**Problem to work on**
Write out the entire listing below exactly, with the pictures left out.

**Information provided**
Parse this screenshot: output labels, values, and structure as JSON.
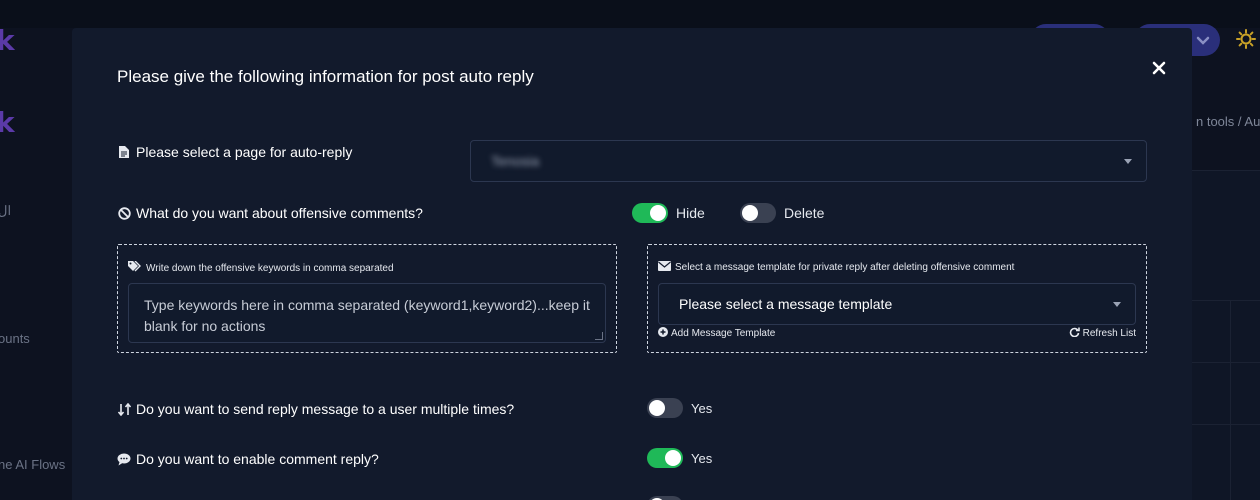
{
  "background": {
    "logo_top": "k",
    "logo_mid": "k",
    "sidebar_texts": [
      "ال",
      "ounts",
      "ne AI Flows"
    ],
    "breadcrumb": "n tools  /  Aut"
  },
  "modal": {
    "title": "Please give the following information for post auto reply",
    "close_icon": "×",
    "page_select": {
      "label": "Please select a page for auto-reply",
      "value": "Tenosia"
    },
    "offensive": {
      "question": "What do you want about offensive comments?",
      "hide_label": "Hide",
      "hide_on": true,
      "delete_label": "Delete",
      "delete_on": false
    },
    "keywords": {
      "label": "Write down the offensive keywords in comma separated",
      "placeholder": "Type keywords here in comma separated (keyword1,keyword2)...keep it blank for no actions"
    },
    "template": {
      "label": "Select a message template for private reply after deleting offensive comment",
      "value": "Please select a message template",
      "add_link": "Add Message Template",
      "refresh_link": "Refresh List"
    },
    "multiple_times": {
      "question": "Do you want to send reply message to a user multiple times?",
      "label": "Yes",
      "on": false
    },
    "comment_reply": {
      "question": "Do you want to enable comment reply?",
      "label": "Yes",
      "on": true
    }
  },
  "colors": {
    "toggle_on": "#1fb958",
    "toggle_off": "#3a4152",
    "modal_bg": "#121a2c",
    "page_bg": "#0d1220"
  },
  "icons": {
    "page_select": "file-icon",
    "offensive": "ban-icon",
    "keywords": "tags-icon",
    "template": "envelope-icon",
    "add_template": "plus-circle-icon",
    "refresh": "refresh-icon",
    "multiple": "sort-icon",
    "comment": "comment-icon",
    "close": "close-icon",
    "theme": "sun-icon"
  }
}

**Response to the exercise**
Parse this screenshot: output labels, values, and structure as JSON.
{
  "background": {
    "logo_top": "k",
    "logo_mid": "k",
    "sidebar_texts": [
      "ال",
      "ounts",
      "ne AI Flows"
    ],
    "breadcrumb": "n tools  /  Aut"
  },
  "modal": {
    "title": "Please give the following information for post auto reply",
    "close_icon": "×",
    "page_select": {
      "label": "Please select a page for auto-reply",
      "value": "Tenosia"
    },
    "offensive": {
      "question": "What do you want about offensive comments?",
      "hide_label": "Hide",
      "hide_on": true,
      "delete_label": "Delete",
      "delete_on": false
    },
    "keywords": {
      "label": "Write down the offensive keywords in comma separated",
      "placeholder": "Type keywords here in comma separated (keyword1,keyword2)...keep it blank for no actions"
    },
    "template": {
      "label": "Select a message template for private reply after deleting offensive comment",
      "value": "Please select a message template",
      "add_link": "Add Message Template",
      "refresh_link": "Refresh List"
    },
    "multiple_times": {
      "question": "Do you want to send reply message to a user multiple times?",
      "label": "Yes",
      "on": false
    },
    "comment_reply": {
      "question": "Do you want to enable comment reply?",
      "label": "Yes",
      "on": true
    }
  },
  "colors": {
    "toggle_on": "#1fb958",
    "toggle_off": "#3a4152",
    "modal_bg": "#121a2c",
    "page_bg": "#0d1220"
  },
  "icons": {
    "page_select": "file-icon",
    "offensive": "ban-icon",
    "keywords": "tags-icon",
    "template": "envelope-icon",
    "add_template": "plus-circle-icon",
    "refresh": "refresh-icon",
    "multiple": "sort-icon",
    "comment": "comment-icon",
    "close": "close-icon",
    "theme": "sun-icon"
  }
}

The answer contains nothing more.